- Task brief: Your task is to print all of the data word for word.

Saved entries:
○ ○ ○ ○

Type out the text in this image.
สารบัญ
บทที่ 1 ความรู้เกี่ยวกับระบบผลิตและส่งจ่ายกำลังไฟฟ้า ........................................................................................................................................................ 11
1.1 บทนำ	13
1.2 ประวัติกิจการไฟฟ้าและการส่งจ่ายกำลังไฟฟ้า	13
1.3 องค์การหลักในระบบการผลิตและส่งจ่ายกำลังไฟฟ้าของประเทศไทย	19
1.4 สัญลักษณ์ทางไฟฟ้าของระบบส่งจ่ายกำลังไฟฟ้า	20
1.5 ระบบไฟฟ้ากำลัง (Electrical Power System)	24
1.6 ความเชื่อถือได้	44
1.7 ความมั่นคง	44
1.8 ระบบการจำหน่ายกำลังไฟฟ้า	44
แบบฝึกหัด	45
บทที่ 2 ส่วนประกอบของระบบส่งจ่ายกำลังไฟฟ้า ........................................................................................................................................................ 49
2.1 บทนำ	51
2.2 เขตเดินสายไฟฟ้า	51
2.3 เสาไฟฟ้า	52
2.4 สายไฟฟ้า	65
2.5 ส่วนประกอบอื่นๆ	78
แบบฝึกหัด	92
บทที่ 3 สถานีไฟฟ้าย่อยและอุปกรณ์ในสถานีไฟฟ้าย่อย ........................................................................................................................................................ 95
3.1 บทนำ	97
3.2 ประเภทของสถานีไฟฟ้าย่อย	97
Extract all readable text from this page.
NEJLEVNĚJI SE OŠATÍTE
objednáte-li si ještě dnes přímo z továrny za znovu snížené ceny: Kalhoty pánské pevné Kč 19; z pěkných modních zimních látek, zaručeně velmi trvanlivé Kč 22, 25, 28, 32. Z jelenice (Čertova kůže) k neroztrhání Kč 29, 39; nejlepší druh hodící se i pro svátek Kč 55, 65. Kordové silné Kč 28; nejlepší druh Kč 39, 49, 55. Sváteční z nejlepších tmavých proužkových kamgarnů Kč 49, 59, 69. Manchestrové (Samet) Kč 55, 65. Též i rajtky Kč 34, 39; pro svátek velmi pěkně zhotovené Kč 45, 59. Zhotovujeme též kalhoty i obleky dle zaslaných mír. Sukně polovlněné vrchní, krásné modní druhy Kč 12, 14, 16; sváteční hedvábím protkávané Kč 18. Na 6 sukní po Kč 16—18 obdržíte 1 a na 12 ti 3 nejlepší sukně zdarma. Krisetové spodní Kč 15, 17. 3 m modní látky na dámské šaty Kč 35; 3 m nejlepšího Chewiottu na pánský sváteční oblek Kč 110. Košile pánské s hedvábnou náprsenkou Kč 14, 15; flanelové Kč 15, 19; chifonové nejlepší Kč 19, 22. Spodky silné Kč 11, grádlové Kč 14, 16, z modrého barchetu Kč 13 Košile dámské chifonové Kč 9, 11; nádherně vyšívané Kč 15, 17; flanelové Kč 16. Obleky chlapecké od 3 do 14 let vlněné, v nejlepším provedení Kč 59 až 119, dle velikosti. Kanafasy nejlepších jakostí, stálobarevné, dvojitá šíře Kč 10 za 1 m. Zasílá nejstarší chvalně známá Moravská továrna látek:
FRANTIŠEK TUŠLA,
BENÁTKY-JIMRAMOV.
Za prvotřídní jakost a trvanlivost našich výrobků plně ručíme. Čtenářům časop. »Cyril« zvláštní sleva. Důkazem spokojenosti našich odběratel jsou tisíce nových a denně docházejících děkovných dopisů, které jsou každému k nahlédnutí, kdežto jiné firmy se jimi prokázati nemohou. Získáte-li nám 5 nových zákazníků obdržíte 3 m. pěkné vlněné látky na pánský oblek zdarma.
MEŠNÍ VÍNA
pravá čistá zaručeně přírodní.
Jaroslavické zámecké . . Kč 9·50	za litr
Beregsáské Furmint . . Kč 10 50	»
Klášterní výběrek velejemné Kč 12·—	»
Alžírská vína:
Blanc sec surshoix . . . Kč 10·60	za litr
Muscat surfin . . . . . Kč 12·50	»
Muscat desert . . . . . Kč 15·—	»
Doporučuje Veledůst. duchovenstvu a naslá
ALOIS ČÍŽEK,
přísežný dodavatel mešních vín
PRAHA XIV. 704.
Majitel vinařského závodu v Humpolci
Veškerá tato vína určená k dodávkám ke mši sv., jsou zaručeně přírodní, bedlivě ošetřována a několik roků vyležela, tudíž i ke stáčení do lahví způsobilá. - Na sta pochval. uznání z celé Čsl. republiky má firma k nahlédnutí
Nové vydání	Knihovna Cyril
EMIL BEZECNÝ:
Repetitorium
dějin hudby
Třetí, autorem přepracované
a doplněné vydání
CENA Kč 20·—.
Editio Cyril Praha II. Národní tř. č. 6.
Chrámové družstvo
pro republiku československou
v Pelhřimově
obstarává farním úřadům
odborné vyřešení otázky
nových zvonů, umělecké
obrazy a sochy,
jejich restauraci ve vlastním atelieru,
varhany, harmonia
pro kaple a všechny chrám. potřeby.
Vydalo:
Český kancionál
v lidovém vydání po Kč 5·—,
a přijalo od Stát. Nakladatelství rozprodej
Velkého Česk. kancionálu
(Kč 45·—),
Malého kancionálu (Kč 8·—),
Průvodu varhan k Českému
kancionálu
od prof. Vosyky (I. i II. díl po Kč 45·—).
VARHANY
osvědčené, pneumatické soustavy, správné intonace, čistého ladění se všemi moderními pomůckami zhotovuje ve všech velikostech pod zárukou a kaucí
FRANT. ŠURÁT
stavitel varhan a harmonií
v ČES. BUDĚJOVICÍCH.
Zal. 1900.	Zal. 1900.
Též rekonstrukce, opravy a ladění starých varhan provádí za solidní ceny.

○ ○ ○ ○

- Solution to the exercise:
Type out the text in this image.
สารบัญ
บทที่ 1 ความรู้เกี่ยวกับระบบผลิตและส่งจ่ายกำลังไฟฟ้า ........................................................................................................................................................ 11
1.1 บทนำ	13
1.2 ประวัติกิจการไฟฟ้าและการส่งจ่ายกำลังไฟฟ้า	13
1.3 องค์การหลักในระบบการผลิตและส่งจ่ายกำลังไฟฟ้าของประเทศไทย	19
1.4 สัญลักษณ์ทางไฟฟ้าของระบบส่งจ่ายกำลังไฟฟ้า	20
1.5 ระบบไฟฟ้ากำลัง (Electrical Power System)	24
1.6 ความเชื่อถือได้	44
1.7 ความมั่นคง	44
1.8 ระบบการจำหน่ายกำลังไฟฟ้า	44
แบบฝึกหัด	45
บทที่ 2 ส่วนประกอบของระบบส่งจ่ายกำลังไฟฟ้า ........................................................................................................................................................ 49
2.1 บทนำ	51
2.2 เขตเดินสายไฟฟ้า	51
2.3 เสาไฟฟ้า	52
2.4 สายไฟฟ้า	65
2.5 ส่วนประกอบอื่นๆ	78
แบบฝึกหัด	92
บทที่ 3 สถานีไฟฟ้าย่อยและอุปกรณ์ในสถานีไฟฟ้าย่อย ........................................................................................................................................................ 95
3.1 บทนำ	97
3.2 ประเภทของสถานีไฟฟ้าย่อย	97
Extract all readable text from this page.
NEJLEVNĚJI SE OŠATÍTE
objednáte-li si ještě dnes přímo z továrny za znovu snížené ceny: Kalhoty pánské pevné Kč 19; z pěkných modních zimních látek, zaručeně velmi trvanlivé Kč 22, 25, 28, 32. Z jelenice (Čertova kůže) k neroztrhání Kč 29, 39; nejlepší druh hodící se i pro svátek Kč 55, 65. Kordové silné Kč 28; nejlepší druh Kč 39, 49, 55. Sváteční z nejlepších tmavých proužkových kamgarnů Kč 49, 59, 69. Manchestrové (Samet) Kč 55, 65. Též i rajtky Kč 34, 39; pro svátek velmi pěkně zhotovené Kč 45, 59. Zhotovujeme též kalhoty i obleky dle zaslaných mír. Sukně polovlněné vrchní, krásné modní druhy Kč 12, 14, 16; sváteční hedvábím protkávané Kč 18. Na 6 sukní po Kč 16—18 obdržíte 1 a na 12 ti 3 nejlepší sukně zdarma. Krisetové spodní Kč 15, 17. 3 m modní látky na dámské šaty Kč 35; 3 m nejlepšího Chewiottu na pánský sváteční oblek Kč 110. Košile pánské s hedvábnou náprsenkou Kč 14, 15; flanelové Kč 15, 19; chifonové nejlepší Kč 19, 22. Spodky silné Kč 11, grádlové Kč 14, 16, z modrého barchetu Kč 13 Košile dámské chifonové Kč 9, 11; nádherně vyšívané Kč 15, 17; flanelové Kč 16. Obleky chlapecké od 3 do 14 let vlněné, v nejlepším provedení Kč 59 až 119, dle velikosti. Kanafasy nejlepších jakostí, stálobarevné, dvojitá šíře Kč 10 za 1 m. Zasílá nejstarší chvalně známá Moravská továrna látek:
FRANTIŠEK TUŠLA,
BENÁTKY-JIMRAMOV.
Za prvotřídní jakost a trvanlivost našich výrobků plně ručíme. Čtenářům časop. »Cyril« zvláštní sleva. Důkazem spokojenosti našich odběratel jsou tisíce nových a denně docházejících děkovných dopisů, které jsou každému k nahlédnutí, kdežto jiné firmy se jimi prokázati nemohou. Získáte-li nám 5 nových zákazníků obdržíte 3 m. pěkné vlněné látky na pánský oblek zdarma.
MEŠNÍ VÍNA
pravá čistá zaručeně přírodní.
Jaroslavické zámecké . . Kč 9·50	za litr
Beregsáské Furmint . . Kč 10 50	»
Klášterní výběrek velejemné Kč 12·—	»
Alžírská vína:
Blanc sec surshoix . . . Kč 10·60	za litr
Muscat surfin . . . . . Kč 12·50	»
Muscat desert . . . . . Kč 15·—	»
Doporučuje Veledůst. duchovenstvu a naslá
ALOIS ČÍŽEK,
přísežný dodavatel mešních vín
PRAHA XIV. 704.
Majitel vinařského závodu v Humpolci
Veškerá tato vína určená k dodávkám ke mši sv., jsou zaručeně přírodní, bedlivě ošetřována a několik roků vyležela, tudíž i ke stáčení do lahví způsobilá. - Na sta pochval. uznání z celé Čsl. republiky má firma k nahlédnutí
Nové vydání	Knihovna Cyril
EMIL BEZECNÝ:
Repetitorium
dějin hudby
Třetí, autorem přepracované
a doplněné vydání
CENA Kč 20·—.
Editio Cyril Praha II. Národní tř. č. 6.
Chrámové družstvo
pro republiku československou
v Pelhřimově
obstarává farním úřadům
odborné vyřešení otázky
nových zvonů, umělecké
obrazy a sochy,
jejich restauraci ve vlastním atelieru,
varhany, harmonia
pro kaple a všechny chrám. potřeby.
Vydalo:
Český kancionál
v lidovém vydání po Kč 5·—,
a přijalo od Stát. Nakladatelství rozprodej
Velkého Česk. kancionálu
(Kč 45·—),
Malého kancionálu (Kč 8·—),
Průvodu varhan k Českému
kancionálu
od prof. Vosyky (I. i II. díl po Kč 45·—).
VARHANY
osvědčené, pneumatické soustavy, správné intonace, čistého ladění se všemi moderními pomůckami zhotovuje ve všech velikostech pod zárukou a kaucí
FRANT. ŠURÁT
stavitel varhan a harmonií
v ČES. BUDĚJOVICÍCH.
Zal. 1900.	Zal. 1900.
Též rekonstrukce, opravy a ladění starých varhan provádí za solidní ceny.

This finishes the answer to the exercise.